→ REQUIREMENT
Identify every line in the records below that contains the word "Scenario", and copy each of those lines.

→ DATASET ROWS

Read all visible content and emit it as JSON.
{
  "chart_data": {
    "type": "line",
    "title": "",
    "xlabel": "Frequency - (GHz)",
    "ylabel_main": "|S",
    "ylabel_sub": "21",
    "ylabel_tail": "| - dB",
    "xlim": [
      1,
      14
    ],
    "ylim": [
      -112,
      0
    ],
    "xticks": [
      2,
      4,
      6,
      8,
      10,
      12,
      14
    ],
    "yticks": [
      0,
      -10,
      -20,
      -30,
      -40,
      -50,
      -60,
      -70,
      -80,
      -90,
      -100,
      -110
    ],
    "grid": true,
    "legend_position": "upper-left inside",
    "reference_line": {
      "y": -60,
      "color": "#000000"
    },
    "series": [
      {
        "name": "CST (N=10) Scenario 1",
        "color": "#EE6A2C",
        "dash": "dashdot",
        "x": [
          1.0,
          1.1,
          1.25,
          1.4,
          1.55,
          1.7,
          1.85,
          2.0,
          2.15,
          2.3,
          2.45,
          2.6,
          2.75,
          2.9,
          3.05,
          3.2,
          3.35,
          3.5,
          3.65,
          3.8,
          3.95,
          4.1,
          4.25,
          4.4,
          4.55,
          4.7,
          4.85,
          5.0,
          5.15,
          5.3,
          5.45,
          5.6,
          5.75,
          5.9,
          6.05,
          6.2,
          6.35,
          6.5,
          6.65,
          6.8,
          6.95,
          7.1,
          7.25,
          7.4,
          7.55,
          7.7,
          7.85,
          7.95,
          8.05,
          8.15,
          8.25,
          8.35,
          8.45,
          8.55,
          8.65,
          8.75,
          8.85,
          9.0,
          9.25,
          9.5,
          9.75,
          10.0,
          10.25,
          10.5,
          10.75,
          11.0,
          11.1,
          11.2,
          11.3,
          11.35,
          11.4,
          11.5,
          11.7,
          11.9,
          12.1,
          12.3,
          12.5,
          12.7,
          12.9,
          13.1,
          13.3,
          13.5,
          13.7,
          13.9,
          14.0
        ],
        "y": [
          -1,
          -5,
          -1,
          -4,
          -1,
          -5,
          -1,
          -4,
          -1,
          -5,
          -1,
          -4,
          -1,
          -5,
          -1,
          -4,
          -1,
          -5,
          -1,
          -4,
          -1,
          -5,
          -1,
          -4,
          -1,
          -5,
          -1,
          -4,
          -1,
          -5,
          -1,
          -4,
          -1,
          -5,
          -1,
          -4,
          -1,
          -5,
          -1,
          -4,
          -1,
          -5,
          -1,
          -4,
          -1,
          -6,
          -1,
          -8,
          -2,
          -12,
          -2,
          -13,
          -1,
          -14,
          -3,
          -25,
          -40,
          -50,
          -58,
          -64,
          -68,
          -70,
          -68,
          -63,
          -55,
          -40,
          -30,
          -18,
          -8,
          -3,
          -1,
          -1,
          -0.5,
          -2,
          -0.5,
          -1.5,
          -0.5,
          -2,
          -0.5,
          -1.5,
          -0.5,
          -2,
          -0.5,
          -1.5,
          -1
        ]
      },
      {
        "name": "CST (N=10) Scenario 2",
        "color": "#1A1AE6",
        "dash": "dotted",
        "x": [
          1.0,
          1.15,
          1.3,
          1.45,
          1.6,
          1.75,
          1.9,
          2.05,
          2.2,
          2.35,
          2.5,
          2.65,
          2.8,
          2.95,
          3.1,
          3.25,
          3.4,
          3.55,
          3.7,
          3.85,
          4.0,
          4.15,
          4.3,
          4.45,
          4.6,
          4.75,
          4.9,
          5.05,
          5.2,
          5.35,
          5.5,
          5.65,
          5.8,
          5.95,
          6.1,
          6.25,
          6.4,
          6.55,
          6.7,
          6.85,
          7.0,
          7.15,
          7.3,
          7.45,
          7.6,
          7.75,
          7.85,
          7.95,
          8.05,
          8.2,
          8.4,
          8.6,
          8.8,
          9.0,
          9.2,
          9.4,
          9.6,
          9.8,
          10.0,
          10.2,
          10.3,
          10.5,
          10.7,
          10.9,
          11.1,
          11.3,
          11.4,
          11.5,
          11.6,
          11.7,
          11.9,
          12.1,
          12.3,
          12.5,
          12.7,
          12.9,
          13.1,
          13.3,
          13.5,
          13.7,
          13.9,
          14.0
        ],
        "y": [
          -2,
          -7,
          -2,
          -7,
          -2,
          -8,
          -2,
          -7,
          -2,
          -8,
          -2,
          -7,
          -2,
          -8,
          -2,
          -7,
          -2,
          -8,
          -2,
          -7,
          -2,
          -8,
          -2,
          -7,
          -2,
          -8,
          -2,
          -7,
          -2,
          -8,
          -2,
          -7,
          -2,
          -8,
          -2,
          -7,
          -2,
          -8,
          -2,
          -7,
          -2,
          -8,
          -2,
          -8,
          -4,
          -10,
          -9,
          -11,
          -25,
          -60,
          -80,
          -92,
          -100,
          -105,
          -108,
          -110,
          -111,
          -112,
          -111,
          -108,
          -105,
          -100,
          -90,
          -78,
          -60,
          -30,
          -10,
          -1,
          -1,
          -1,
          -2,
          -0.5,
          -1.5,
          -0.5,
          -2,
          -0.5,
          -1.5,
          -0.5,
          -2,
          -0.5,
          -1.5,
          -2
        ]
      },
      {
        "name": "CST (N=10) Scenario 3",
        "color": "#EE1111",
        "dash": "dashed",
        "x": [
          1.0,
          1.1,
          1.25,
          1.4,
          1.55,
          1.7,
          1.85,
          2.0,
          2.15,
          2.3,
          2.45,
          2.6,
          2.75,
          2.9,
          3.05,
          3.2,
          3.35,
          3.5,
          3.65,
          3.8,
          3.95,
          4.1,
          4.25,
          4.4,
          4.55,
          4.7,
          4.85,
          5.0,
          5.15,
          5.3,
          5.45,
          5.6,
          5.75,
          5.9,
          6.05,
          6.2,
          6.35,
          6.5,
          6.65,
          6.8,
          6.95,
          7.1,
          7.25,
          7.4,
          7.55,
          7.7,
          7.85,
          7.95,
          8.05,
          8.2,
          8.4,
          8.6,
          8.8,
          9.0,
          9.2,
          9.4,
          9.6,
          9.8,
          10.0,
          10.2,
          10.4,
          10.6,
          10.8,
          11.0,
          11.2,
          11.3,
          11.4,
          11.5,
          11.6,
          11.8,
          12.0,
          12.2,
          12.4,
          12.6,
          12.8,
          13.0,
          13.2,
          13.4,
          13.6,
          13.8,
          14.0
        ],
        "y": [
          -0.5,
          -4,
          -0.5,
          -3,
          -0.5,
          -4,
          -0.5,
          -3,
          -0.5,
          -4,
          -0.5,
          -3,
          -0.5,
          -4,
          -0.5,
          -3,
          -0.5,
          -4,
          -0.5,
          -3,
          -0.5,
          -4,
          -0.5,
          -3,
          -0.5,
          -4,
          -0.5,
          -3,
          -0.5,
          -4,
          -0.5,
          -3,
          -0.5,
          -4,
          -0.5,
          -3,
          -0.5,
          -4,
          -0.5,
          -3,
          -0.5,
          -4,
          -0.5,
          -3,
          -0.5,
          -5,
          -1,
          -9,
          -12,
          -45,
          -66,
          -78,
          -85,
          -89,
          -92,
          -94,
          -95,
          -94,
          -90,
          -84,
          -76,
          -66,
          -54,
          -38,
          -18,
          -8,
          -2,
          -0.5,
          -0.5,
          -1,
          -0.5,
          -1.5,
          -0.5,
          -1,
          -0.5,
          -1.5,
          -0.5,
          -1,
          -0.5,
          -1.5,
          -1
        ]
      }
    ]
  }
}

→ ANSWER FOR THE TASK
        "name": "CST (N=10) Scenario 1",
        "name": "CST (N=10) Scenario 2",
        "name": "CST (N=10) Scenario 3",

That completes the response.